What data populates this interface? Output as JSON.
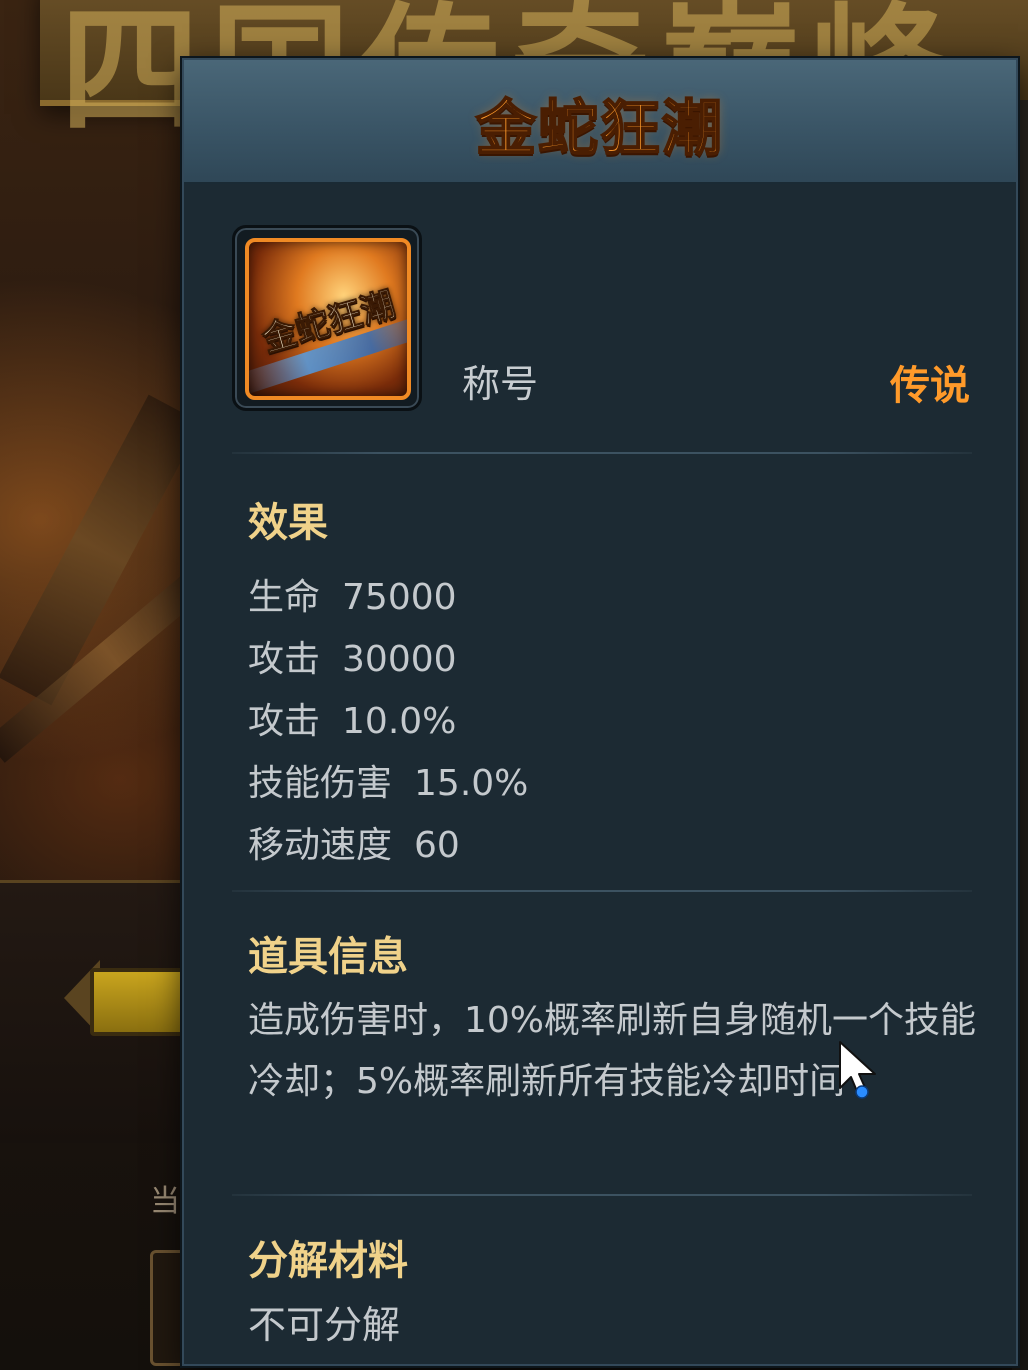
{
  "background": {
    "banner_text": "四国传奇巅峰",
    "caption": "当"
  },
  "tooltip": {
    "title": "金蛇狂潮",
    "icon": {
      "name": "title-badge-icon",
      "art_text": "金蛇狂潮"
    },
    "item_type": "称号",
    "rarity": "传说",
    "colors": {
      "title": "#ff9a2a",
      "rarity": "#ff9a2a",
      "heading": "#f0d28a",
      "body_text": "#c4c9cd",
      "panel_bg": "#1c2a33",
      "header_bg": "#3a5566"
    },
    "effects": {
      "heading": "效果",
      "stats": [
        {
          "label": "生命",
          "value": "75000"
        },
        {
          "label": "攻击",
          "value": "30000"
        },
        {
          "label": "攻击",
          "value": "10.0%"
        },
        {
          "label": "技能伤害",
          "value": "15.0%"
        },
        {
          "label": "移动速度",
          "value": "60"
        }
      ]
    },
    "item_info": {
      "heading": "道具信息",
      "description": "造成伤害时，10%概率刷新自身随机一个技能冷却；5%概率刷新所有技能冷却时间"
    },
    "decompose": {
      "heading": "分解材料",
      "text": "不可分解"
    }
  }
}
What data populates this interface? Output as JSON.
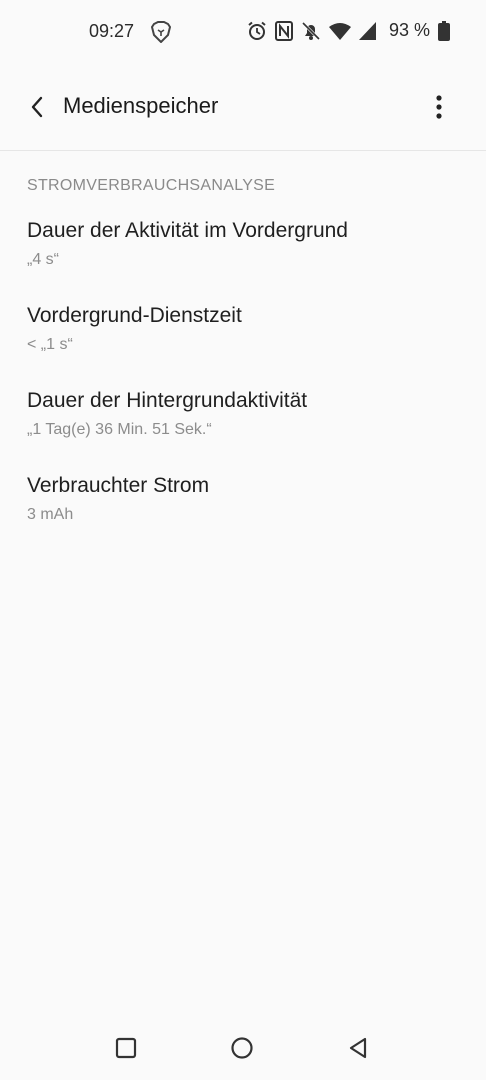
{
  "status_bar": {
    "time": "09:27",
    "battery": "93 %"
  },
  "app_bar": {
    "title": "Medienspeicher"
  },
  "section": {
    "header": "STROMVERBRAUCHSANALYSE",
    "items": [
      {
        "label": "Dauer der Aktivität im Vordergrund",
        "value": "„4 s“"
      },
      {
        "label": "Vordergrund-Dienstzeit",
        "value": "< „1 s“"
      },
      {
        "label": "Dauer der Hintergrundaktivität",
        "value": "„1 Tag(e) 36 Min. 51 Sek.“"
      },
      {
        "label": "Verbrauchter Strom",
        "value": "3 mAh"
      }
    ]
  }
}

**Work to be completed**
Without the pictures, copy the material exactly as given.

**Task output**
What data populates this interface? Output as JSON.
{
  "background": {
    "banner_text": "四国传奇巅峰",
    "caption": "当"
  },
  "tooltip": {
    "title": "金蛇狂潮",
    "icon": {
      "name": "title-badge-icon",
      "art_text": "金蛇狂潮"
    },
    "item_type": "称号",
    "rarity": "传说",
    "colors": {
      "title": "#ff9a2a",
      "rarity": "#ff9a2a",
      "heading": "#f0d28a",
      "body_text": "#c4c9cd",
      "panel_bg": "#1c2a33",
      "header_bg": "#3a5566"
    },
    "effects": {
      "heading": "效果",
      "stats": [
        {
          "label": "生命",
          "value": "75000"
        },
        {
          "label": "攻击",
          "value": "30000"
        },
        {
          "label": "攻击",
          "value": "10.0%"
        },
        {
          "label": "技能伤害",
          "value": "15.0%"
        },
        {
          "label": "移动速度",
          "value": "60"
        }
      ]
    },
    "item_info": {
      "heading": "道具信息",
      "description": "造成伤害时，10%概率刷新自身随机一个技能冷却；5%概率刷新所有技能冷却时间"
    },
    "decompose": {
      "heading": "分解材料",
      "text": "不可分解"
    }
  }
}
What data populates this interface? Output as JSON.
{
  "status_bar": {
    "time": "09:27",
    "battery": "93 %"
  },
  "app_bar": {
    "title": "Medienspeicher"
  },
  "section": {
    "header": "STROMVERBRAUCHSANALYSE",
    "items": [
      {
        "label": "Dauer der Aktivität im Vordergrund",
        "value": "„4 s“"
      },
      {
        "label": "Vordergrund-Dienstzeit",
        "value": "< „1 s“"
      },
      {
        "label": "Dauer der Hintergrundaktivität",
        "value": "„1 Tag(e) 36 Min. 51 Sek.“"
      },
      {
        "label": "Verbrauchter Strom",
        "value": "3 mAh"
      }
    ]
  }
}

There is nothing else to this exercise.